**Lines of data**
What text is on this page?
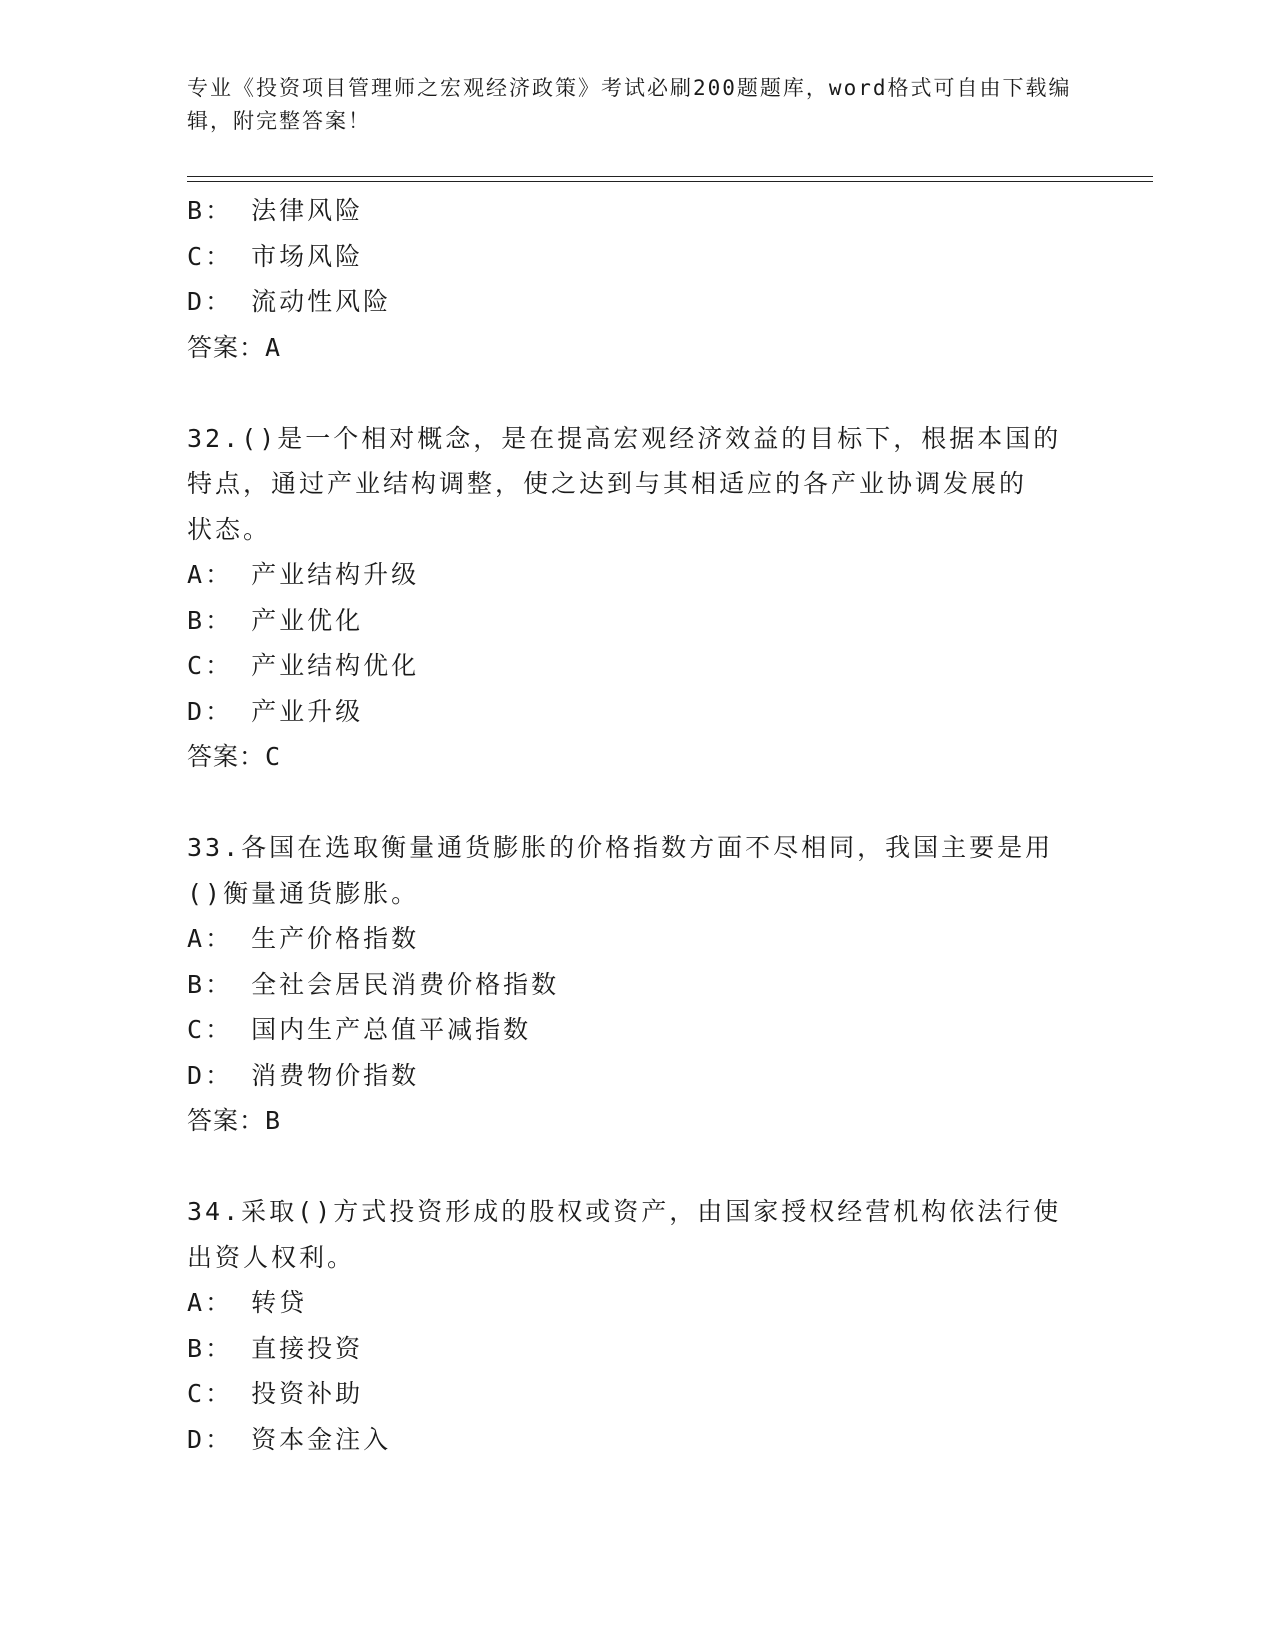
专业《投资项目管理师之宏观经济政策》考试必刷200题题库，word格式可自由下载编辑，附完整答案！
B： 法律风险
C： 市场风险
D： 流动性风险
答案：A
32.()是一个相对概念，是在提高宏观经济效益的目标下，根据本国的
特点，通过产业结构调整，使之达到与其相适应的各产业协调发展的
状态。
A： 产业结构升级
B： 产业优化
C： 产业结构优化
D： 产业升级
答案：C
33.各国在选取衡量通货膨胀的价格指数方面不尽相同，我国主要是用
()衡量通货膨胀。
A： 生产价格指数
B： 全社会居民消费价格指数
C： 国内生产总值平减指数
D： 消费物价指数
答案：B
34.采取()方式投资形成的股权或资产，由国家授权经营机构依法行使
出资人权利。
A： 转贷
B： 直接投资
C： 投资补助
D： 资本金注入
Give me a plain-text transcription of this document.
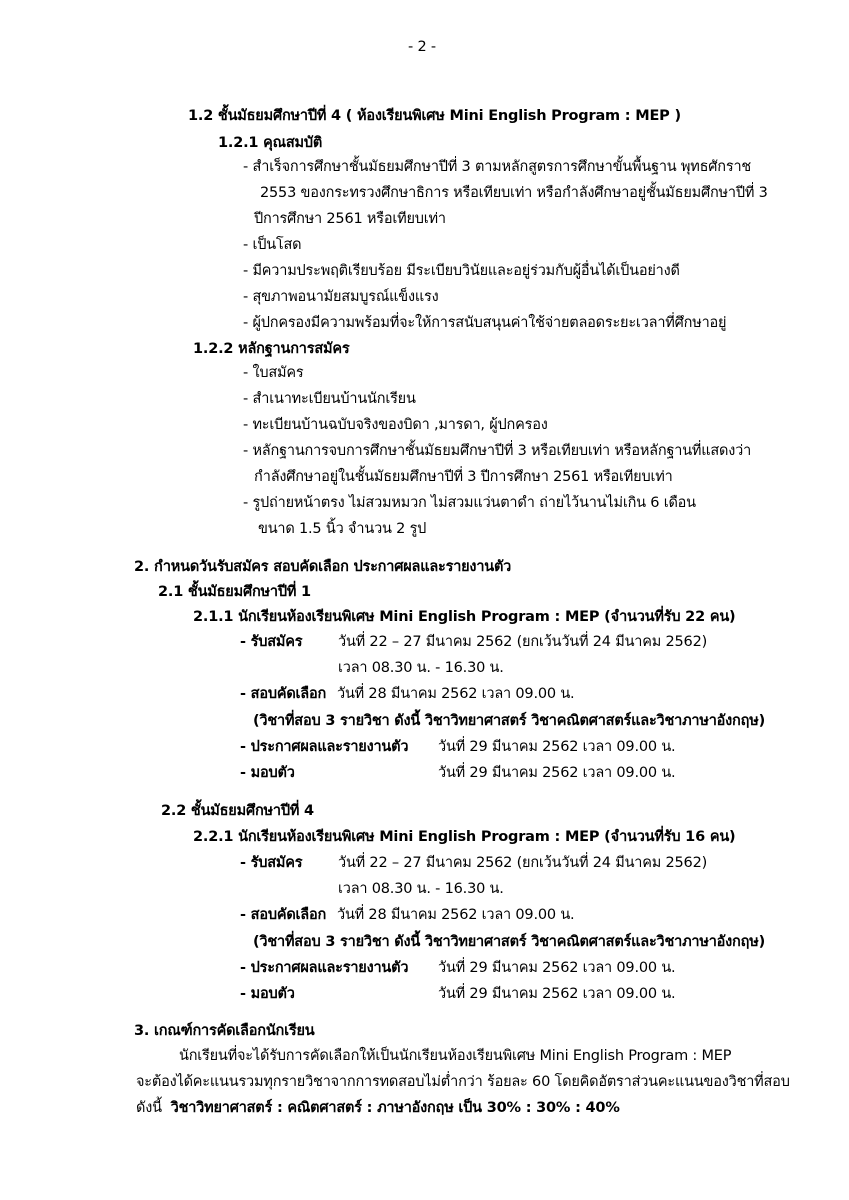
- 2 -
1.2 ชั้นมัธยมศึกษาปีที่ 4 ( ห้องเรียนพิเศษ Mini English Program : MEP )
1.2.1 คุณสมบัติ
- สำเร็จการศึกษาชั้นมัธยมศึกษาปีที่ 3 ตามหลักสูตรการศึกษาขั้นพื้นฐาน พุทธศักราช
2553 ของกระทรวงศึกษาธิการ หรือเทียบเท่า หรือกำลังศึกษาอยู่ชั้นมัธยมศึกษาปีที่ 3
ปีการศึกษา 2561 หรือเทียบเท่า
- เป็นโสด
- มีความประพฤติเรียบร้อย มีระเบียบวินัยและอยู่ร่วมกับผู้อื่นได้เป็นอย่างดี
- สุขภาพอนามัยสมบูรณ์แข็งแรง
- ผู้ปกครองมีความพร้อมที่จะให้การสนับสนุนค่าใช้จ่ายตลอดระยะเวลาที่ศึกษาอยู่
1.2.2 หลักฐานการสมัคร
- ใบสมัคร
- สำเนาทะเบียนบ้านนักเรียน
- ทะเบียนบ้านฉบับจริงของบิดา ,มารดา, ผู้ปกครอง
- หลักฐานการจบการศึกษาชั้นมัธยมศึกษาปีที่ 3 หรือเทียบเท่า หรือหลักฐานที่แสดงว่า
กำลังศึกษาอยู่ในชั้นมัธยมศึกษาปีที่ 3 ปีการศึกษา 2561 หรือเทียบเท่า
- รูปถ่ายหน้าตรง ไม่สวมหมวก ไม่สวมแว่นตาดำ ถ่ายไว้นานไม่เกิน 6 เดือน
ขนาด 1.5 นิ้ว จำนวน 2 รูป
2. กำหนดวันรับสมัคร สอบคัดเลือก ประกาศผลและรายงานตัว
2.1 ชั้นมัธยมศึกษาปีที่ 1
2.1.1 นักเรียนห้องเรียนพิเศษ Mini English Program : MEP (จำนวนที่รับ 22 คน)
- รับสมัคร วันที่ 22 – 27 มีนาคม 2562 (ยกเว้นวันที่ 24 มีนาคม 2562)
เวลา 08.30 น. - 16.30 น.
- สอบคัดเลือก วันที่ 28 มีนาคม 2562 เวลา 09.00 น.
(วิชาที่สอบ 3 รายวิชา ดังนี้ วิชาวิทยาศาสตร์ วิชาคณิตศาสตร์และวิชาภาษาอังกฤษ)
- ประกาศผลและรายงานตัว วันที่ 29 มีนาคม 2562 เวลา 09.00 น.
- มอบตัว	วันที่ 29 มีนาคม 2562 เวลา 09.00 น.
2.2 ชั้นมัธยมศึกษาปีที่ 4
2.2.1 นักเรียนห้องเรียนพิเศษ Mini English Program : MEP (จำนวนที่รับ 16 คน)
- รับสมัคร วันที่ 22 – 27 มีนาคม 2562 (ยกเว้นวันที่ 24 มีนาคม 2562)
เวลา 08.30 น. - 16.30 น.
- สอบคัดเลือก วันที่ 28 มีนาคม 2562 เวลา 09.00 น.
(วิชาที่สอบ 3 รายวิชา ดังนี้ วิชาวิทยาศาสตร์ วิชาคณิตศาสตร์และวิชาภาษาอังกฤษ)
- ประกาศผลและรายงานตัว วันที่ 29 มีนาคม 2562 เวลา 09.00 น.
- มอบตัว	วันที่ 29 มีนาคม 2562 เวลา 09.00 น.
3. เกณฑ์การคัดเลือกนักเรียน
นักเรียนที่จะได้รับการคัดเลือกให้เป็นนักเรียนห้องเรียนพิเศษ Mini English Program : MEP
จะต้องได้คะแนนรวมทุกรายวิชาจากการทดสอบไม่ต่ำกว่า ร้อยละ 60 โดยคิดอัตราส่วนคะแนนของวิชาที่สอบ
ดังนี้ วิชาวิทยาศาสตร์ : คณิตศาสตร์ : ภาษาอังกฤษ เป็น 30% : 30% : 40%
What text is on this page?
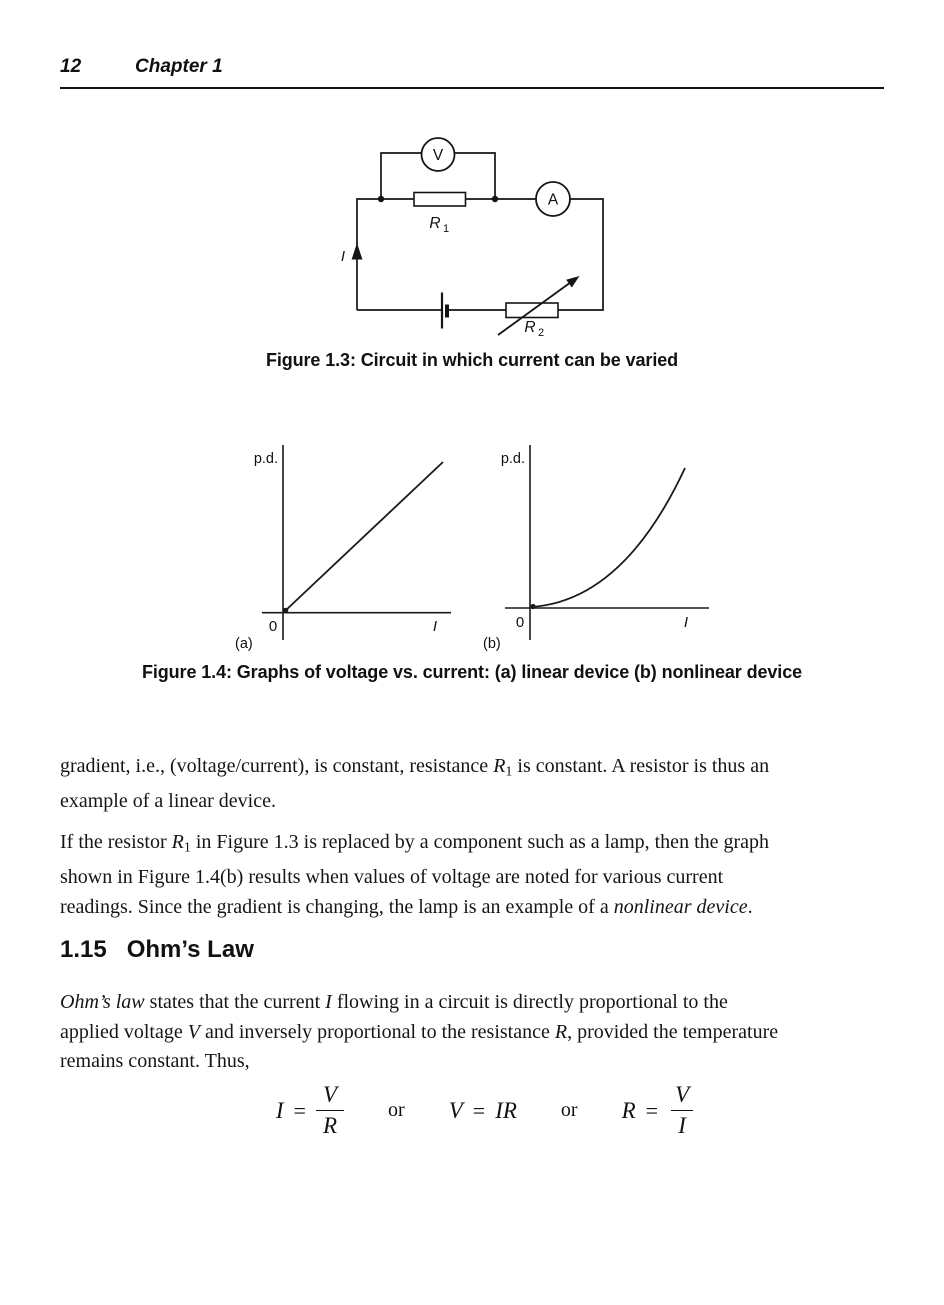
12	Chapter 1
V
A
R 1
R 2
I
Figure 1.3: Circuit in which current can be varied
p.d.
0	I
(a)
p.d.
0	I
(b)
Figure 1.4: Graphs of voltage vs. current: (a) linear device (b) nonlinear device

gradient, i.e., (voltage/current), is constant, resistance R1 is constant. A resistor is thus an
example of a linear device.

If the resistor R1 in Figure 1.3 is replaced by a component such as a lamp, then the graph
shown in Figure 1.4(b) results when values of voltage are noted for various current
readings. Since the gradient is changing, the lamp is an example of a nonlinear device.

1.15 Ohm’s Law

Ohm’s law states that the current I flowing in a circuit is directly proportional to the
applied voltage V and inversely proportional to the resistance R, provided the temperature
remains constant. Thus,

$I = \frac{V}{R}$ or V = IR or $R = \frac{V}{I}$
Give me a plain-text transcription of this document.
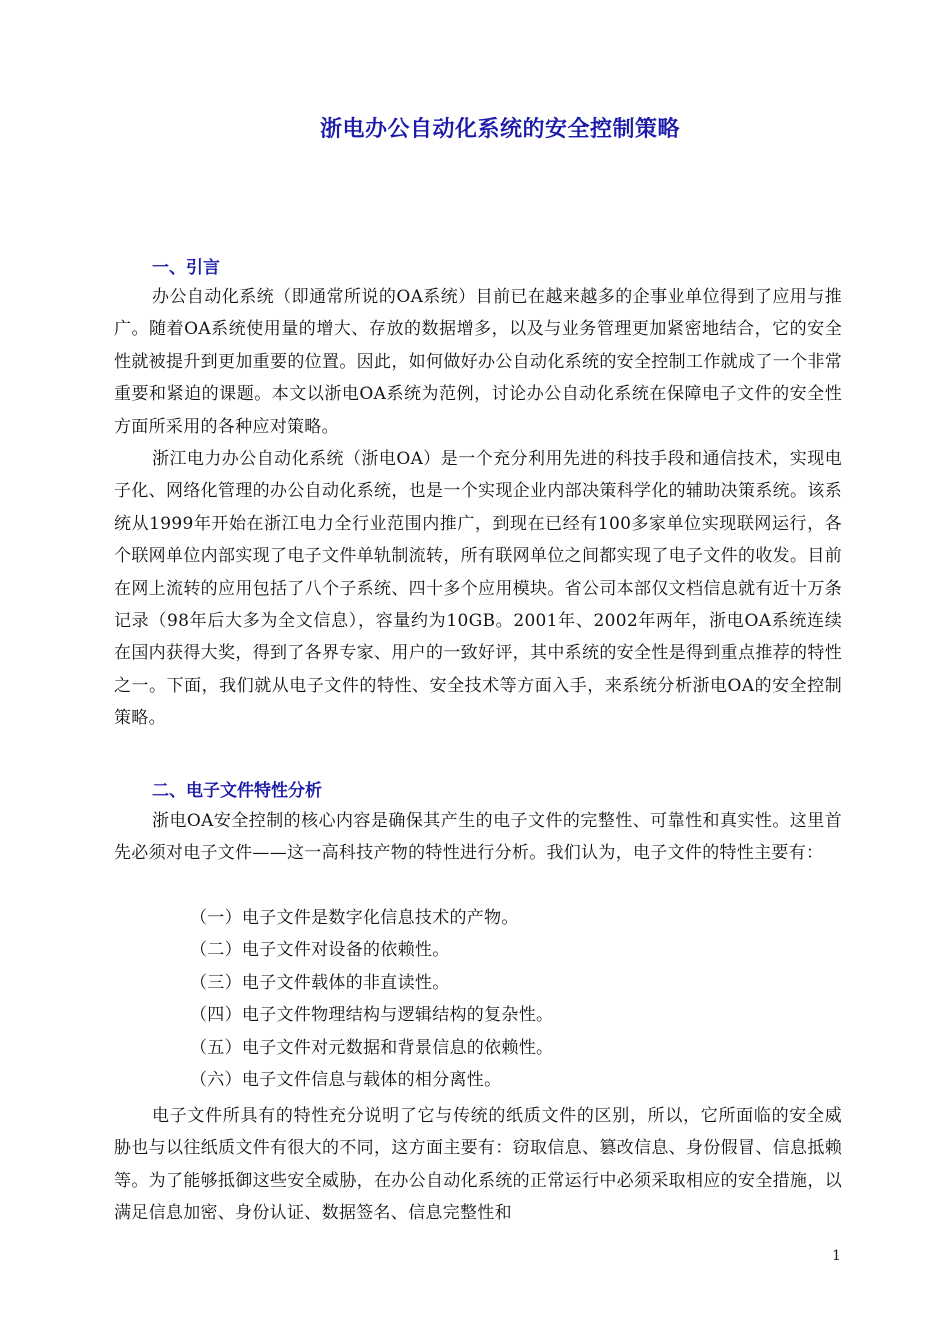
浙电办公自动化系统的安全控制策略
一、引言
办公自动化系统（即通常所说的OA系统）目前已在越来越多的企事业单位得到了应用与推广。随着OA系统使用量的增大、存放的数据增多，以及与业务管理更加紧密地结合，它的安全性就被提升到更加重要的位置。因此，如何做好办公自动化系统的安全控制工作就成了一个非常重要和紧迫的课题。本文以浙电OA系统为范例，讨论办公自动化系统在保障电子文件的安全性方面所采用的各种应对策略。
浙江电力办公自动化系统（浙电OA）是一个充分利用先进的科技手段和通信技术，实现电子化、网络化管理的办公自动化系统，也是一个实现企业内部决策科学化的辅助决策系统。该系统从1999年开始在浙江电力全行业范围内推广，到现在已经有100多家单位实现联网运行，各个联网单位内部实现了电子文件单轨制流转，所有联网单位之间都实现了电子文件的收发。目前在网上流转的应用包括了八个子系统、四十多个应用模块。省公司本部仅文档信息就有近十万条记录（98年后大多为全文信息），容量约为10GB。2001年、2002年两年，浙电OA系统连续在国内获得大奖，得到了各界专家、用户的一致好评，其中系统的安全性是得到重点推荐的特性之一。下面，我们就从电子文件的特性、安全技术等方面入手，来系统分析浙电OA的安全控制策略。
二、电子文件特性分析
浙电OA安全控制的核心内容是确保其产生的电子文件的完整性、可靠性和真实性。这里首先必须对电子文件——这一高科技产物的特性进行分析。我们认为，电子文件的特性主要有：
（一）电子文件是数字化信息技术的产物。
（二）电子文件对设备的依赖性。
（三）电子文件载体的非直读性。
（四）电子文件物理结构与逻辑结构的复杂性。
（五）电子文件对元数据和背景信息的依赖性。
（六）电子文件信息与载体的相分离性。
电子文件所具有的特性充分说明了它与传统的纸质文件的区别，所以，它所面临的安全威胁也与以往纸质文件有很大的不同，这方面主要有：窃取信息、篡改信息、身份假冒、信息抵赖等。为了能够抵御这些安全威胁，在办公自动化系统的正常运行中必须采取相应的安全措施，以满足信息加密、身份认证、数据签名、信息完整性和
1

**Set problem**
Each line above that includes "ธยมศ" counts once; state the total and nothing more.

**Task solution**
7